Collection entries:
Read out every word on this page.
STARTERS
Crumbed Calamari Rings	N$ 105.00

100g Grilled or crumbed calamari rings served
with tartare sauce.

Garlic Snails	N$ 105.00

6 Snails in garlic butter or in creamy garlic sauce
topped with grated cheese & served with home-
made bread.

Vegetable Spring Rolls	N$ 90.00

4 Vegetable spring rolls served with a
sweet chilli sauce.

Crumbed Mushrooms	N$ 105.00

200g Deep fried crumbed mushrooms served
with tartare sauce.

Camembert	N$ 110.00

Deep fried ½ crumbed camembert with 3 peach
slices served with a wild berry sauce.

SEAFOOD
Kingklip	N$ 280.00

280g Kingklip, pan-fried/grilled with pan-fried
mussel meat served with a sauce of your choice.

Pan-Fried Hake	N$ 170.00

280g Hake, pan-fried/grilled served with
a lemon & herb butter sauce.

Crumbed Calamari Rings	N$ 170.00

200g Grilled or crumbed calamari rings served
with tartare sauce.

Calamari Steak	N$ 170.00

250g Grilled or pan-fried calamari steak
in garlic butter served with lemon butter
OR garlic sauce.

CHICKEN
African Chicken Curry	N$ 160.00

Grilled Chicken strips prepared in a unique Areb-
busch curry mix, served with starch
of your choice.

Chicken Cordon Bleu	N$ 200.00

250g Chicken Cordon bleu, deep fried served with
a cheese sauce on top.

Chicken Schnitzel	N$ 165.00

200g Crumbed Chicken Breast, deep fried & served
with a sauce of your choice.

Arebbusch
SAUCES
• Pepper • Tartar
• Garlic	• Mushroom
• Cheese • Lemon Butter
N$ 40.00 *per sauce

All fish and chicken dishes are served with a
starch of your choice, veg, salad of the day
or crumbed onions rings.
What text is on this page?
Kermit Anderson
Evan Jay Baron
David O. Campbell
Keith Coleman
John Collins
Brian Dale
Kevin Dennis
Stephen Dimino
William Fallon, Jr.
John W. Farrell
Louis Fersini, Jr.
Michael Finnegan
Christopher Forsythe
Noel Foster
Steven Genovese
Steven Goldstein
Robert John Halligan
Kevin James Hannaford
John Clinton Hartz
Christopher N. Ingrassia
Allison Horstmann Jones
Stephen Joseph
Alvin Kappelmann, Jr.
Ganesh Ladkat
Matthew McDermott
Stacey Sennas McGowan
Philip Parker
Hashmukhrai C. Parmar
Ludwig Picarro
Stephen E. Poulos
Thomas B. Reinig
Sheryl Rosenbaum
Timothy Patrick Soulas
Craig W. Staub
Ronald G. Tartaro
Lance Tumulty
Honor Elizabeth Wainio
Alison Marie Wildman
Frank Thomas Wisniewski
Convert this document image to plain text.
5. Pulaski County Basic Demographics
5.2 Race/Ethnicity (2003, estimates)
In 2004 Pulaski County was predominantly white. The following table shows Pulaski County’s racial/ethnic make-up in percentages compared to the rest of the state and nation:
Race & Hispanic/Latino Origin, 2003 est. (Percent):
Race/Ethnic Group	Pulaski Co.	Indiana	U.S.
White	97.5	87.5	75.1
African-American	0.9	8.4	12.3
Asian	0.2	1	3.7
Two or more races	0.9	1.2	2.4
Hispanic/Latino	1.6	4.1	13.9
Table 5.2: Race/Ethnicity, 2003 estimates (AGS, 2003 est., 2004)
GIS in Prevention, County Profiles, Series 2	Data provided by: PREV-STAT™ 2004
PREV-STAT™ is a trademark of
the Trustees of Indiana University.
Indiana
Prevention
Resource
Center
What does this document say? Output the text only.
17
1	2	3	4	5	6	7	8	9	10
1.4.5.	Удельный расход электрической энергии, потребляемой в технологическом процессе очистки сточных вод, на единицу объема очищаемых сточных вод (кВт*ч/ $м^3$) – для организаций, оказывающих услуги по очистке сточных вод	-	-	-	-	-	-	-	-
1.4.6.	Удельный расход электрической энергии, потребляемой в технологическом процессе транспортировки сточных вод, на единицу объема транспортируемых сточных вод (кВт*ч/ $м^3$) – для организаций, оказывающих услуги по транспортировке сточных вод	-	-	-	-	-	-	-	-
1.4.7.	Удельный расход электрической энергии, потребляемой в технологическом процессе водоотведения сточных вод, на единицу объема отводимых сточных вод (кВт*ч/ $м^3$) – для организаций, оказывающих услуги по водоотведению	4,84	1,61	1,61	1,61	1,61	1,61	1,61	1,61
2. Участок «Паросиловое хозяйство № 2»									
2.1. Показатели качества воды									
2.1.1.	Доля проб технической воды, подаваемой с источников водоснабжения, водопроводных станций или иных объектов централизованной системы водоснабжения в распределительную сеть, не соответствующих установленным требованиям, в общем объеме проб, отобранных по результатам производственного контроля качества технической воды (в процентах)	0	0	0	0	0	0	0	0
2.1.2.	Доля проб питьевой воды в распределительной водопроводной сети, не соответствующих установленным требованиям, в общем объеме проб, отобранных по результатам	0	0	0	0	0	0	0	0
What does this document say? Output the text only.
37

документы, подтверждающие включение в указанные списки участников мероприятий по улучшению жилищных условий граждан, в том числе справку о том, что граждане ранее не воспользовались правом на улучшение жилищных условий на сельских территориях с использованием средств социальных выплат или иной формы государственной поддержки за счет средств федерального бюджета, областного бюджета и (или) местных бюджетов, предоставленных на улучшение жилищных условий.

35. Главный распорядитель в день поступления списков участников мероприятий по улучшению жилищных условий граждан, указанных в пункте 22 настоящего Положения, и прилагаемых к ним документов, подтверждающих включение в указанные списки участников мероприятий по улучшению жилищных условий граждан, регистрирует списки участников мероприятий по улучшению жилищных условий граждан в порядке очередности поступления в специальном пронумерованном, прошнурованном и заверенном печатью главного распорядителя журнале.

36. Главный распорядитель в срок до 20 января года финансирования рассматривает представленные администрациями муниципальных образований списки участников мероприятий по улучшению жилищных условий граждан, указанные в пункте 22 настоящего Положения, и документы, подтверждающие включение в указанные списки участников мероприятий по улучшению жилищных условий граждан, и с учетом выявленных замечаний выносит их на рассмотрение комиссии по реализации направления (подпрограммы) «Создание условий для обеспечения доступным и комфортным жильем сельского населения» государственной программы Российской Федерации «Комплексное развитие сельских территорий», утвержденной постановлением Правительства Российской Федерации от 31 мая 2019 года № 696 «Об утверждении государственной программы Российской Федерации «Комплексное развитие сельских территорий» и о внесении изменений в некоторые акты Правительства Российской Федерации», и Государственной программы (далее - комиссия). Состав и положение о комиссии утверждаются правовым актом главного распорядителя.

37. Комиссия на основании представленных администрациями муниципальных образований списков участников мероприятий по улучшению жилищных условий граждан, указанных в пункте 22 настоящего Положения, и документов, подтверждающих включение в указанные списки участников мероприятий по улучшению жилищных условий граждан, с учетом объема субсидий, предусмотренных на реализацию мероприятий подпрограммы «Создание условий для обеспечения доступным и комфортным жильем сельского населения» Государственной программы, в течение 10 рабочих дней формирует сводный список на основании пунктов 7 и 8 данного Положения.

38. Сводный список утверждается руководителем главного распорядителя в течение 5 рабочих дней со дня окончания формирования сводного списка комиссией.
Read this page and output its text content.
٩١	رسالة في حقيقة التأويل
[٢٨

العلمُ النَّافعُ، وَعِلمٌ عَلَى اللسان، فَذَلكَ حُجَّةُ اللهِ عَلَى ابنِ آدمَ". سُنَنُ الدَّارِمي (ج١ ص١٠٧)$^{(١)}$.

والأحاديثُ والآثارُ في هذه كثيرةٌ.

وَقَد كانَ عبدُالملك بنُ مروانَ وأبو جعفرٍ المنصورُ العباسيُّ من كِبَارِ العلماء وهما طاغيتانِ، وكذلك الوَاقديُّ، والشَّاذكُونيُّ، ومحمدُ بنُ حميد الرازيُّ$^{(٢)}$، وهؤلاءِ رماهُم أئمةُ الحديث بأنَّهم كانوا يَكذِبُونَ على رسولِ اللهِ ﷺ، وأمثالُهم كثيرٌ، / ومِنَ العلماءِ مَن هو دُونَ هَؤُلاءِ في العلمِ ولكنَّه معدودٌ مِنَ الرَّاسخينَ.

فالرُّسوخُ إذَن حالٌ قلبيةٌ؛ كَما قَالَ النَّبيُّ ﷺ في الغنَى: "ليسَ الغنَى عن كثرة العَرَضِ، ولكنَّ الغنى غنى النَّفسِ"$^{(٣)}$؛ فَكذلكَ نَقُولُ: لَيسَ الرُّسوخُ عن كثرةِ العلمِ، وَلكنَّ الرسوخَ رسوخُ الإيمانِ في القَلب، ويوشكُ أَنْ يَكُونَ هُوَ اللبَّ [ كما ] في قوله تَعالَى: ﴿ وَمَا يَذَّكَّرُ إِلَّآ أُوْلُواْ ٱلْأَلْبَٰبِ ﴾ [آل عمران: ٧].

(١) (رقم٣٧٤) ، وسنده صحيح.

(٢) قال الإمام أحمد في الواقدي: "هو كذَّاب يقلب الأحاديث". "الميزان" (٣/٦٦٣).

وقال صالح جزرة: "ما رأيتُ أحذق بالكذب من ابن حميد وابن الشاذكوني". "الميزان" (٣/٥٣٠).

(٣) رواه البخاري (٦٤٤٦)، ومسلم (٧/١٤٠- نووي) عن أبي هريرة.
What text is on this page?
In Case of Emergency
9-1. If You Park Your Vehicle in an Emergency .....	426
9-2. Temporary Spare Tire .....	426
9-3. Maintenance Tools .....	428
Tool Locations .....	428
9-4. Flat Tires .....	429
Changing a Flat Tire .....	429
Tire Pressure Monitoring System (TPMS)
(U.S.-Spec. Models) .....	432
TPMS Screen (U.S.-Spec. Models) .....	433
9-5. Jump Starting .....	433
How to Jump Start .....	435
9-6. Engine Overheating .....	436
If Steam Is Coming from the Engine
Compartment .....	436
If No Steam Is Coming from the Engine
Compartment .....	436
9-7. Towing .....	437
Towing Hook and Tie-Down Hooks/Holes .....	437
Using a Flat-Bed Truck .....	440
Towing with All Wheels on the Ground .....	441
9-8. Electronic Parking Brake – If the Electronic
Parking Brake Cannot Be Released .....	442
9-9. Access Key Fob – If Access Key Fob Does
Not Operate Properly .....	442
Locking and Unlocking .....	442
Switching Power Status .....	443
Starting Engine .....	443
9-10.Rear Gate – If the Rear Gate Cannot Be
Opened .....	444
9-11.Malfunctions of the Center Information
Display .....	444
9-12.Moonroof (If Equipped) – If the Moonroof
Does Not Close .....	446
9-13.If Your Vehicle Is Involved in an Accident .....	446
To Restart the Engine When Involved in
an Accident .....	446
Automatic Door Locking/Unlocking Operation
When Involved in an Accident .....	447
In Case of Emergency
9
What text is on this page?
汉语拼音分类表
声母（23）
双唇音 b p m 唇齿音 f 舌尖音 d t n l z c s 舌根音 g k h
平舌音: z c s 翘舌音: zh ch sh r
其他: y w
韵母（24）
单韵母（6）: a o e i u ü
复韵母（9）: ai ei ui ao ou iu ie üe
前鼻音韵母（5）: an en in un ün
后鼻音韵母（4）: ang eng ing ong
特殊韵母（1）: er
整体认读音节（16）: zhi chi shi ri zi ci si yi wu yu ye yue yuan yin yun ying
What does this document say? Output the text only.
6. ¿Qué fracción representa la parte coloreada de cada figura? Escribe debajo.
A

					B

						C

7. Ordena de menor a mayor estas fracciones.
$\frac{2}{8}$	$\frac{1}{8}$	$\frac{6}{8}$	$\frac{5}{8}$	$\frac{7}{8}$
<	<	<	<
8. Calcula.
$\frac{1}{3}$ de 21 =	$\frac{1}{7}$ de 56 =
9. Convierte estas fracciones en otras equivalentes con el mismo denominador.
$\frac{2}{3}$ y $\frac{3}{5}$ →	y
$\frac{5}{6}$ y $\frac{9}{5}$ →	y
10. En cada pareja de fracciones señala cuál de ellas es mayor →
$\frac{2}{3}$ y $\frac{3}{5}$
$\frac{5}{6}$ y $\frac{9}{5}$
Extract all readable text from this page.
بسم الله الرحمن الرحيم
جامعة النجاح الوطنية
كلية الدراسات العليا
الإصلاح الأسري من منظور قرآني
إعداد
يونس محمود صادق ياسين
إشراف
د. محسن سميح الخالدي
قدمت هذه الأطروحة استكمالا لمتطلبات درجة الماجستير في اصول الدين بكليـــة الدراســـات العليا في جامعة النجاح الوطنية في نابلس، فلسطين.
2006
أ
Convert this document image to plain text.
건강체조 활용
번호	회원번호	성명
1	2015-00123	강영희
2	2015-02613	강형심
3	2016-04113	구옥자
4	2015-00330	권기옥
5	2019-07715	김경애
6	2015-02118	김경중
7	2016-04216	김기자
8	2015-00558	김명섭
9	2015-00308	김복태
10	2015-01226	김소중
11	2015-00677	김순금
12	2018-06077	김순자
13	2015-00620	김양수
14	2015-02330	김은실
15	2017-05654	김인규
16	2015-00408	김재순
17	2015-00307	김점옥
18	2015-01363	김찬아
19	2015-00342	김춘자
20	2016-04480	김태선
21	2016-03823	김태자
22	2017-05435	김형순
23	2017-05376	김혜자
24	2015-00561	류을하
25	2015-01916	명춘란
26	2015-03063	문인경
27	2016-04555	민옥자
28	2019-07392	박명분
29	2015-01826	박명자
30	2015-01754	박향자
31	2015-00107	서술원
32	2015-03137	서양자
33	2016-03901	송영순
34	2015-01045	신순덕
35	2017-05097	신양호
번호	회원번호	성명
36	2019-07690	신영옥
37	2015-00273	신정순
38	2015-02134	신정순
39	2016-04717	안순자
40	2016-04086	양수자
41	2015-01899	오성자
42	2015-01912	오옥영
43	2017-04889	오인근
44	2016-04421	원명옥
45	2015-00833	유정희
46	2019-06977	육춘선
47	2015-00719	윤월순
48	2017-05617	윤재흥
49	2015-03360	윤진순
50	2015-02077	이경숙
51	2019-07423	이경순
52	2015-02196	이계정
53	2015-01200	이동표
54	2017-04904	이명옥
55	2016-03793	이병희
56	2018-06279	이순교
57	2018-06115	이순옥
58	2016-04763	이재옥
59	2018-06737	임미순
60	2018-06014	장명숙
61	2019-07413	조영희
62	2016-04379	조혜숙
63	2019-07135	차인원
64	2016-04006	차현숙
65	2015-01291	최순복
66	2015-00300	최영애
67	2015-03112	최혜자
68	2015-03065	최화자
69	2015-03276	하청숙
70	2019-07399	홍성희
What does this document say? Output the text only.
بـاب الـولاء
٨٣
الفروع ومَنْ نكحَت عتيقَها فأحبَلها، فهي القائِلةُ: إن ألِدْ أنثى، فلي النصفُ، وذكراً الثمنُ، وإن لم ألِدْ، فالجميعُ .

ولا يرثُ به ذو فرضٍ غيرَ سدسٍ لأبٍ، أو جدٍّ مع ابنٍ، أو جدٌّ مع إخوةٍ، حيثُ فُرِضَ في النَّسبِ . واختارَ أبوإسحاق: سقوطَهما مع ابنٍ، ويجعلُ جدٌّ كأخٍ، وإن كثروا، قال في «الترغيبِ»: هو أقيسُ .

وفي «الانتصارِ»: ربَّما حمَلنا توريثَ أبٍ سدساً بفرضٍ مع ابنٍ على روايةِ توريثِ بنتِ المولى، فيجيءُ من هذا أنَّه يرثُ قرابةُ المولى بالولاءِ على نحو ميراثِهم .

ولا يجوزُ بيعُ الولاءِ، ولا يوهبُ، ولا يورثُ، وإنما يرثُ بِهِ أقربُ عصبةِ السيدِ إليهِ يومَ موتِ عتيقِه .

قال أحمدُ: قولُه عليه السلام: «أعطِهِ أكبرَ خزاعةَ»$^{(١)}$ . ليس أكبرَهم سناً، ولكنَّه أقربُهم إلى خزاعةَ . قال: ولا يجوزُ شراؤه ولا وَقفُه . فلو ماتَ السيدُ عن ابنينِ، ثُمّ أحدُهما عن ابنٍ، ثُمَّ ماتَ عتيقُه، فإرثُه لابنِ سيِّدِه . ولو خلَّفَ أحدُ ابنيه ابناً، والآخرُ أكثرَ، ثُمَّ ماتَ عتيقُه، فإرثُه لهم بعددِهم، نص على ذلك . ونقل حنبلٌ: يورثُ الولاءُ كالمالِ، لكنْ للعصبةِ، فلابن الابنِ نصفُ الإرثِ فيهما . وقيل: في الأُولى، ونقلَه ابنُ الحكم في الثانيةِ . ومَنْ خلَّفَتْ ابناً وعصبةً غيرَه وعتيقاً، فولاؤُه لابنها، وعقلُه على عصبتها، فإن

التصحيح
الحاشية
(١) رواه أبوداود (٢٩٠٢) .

**Exercise goal**
In the entries above, find every line with the word "Engine" and list it.

**The completed task**
9-6. Engine Overheating .....	436
If Steam Is Coming from the Engine
If No Steam Is Coming from the Engine
Starting Engine .....	443
To Restart the Engine When Involved in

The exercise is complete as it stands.